[Part of a data file]
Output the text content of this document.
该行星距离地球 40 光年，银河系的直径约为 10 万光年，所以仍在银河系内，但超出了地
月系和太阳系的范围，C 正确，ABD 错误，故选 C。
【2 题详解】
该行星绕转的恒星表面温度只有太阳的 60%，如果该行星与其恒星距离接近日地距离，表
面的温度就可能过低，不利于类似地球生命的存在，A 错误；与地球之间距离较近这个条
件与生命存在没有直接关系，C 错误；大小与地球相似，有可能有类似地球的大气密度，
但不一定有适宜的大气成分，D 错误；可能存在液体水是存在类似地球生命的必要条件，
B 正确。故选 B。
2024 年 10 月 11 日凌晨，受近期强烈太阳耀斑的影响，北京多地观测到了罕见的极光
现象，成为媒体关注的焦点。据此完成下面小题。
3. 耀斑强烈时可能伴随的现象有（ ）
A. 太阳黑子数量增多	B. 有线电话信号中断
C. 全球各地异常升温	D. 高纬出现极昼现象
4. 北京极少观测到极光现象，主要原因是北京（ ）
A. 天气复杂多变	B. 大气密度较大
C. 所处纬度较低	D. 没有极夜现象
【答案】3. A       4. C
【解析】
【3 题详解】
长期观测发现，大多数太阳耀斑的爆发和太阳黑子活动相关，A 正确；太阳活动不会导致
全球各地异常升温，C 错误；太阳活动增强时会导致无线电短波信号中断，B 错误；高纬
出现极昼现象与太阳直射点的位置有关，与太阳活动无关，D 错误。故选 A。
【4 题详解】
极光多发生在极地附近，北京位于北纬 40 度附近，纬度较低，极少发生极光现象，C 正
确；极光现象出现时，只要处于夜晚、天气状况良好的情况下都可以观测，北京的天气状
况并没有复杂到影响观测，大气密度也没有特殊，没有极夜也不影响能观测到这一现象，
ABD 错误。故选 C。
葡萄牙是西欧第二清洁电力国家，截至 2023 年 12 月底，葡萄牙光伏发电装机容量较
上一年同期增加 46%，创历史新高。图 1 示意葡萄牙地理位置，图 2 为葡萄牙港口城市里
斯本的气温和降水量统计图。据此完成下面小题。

# Your instructions
Pick out lines containing the word "据此完成下面小题", each one as written.

# Solution for this task
现象，成为媒体关注的焦点。据此完成下面小题。
斯本的气温和降水量统计图。据此完成下面小题。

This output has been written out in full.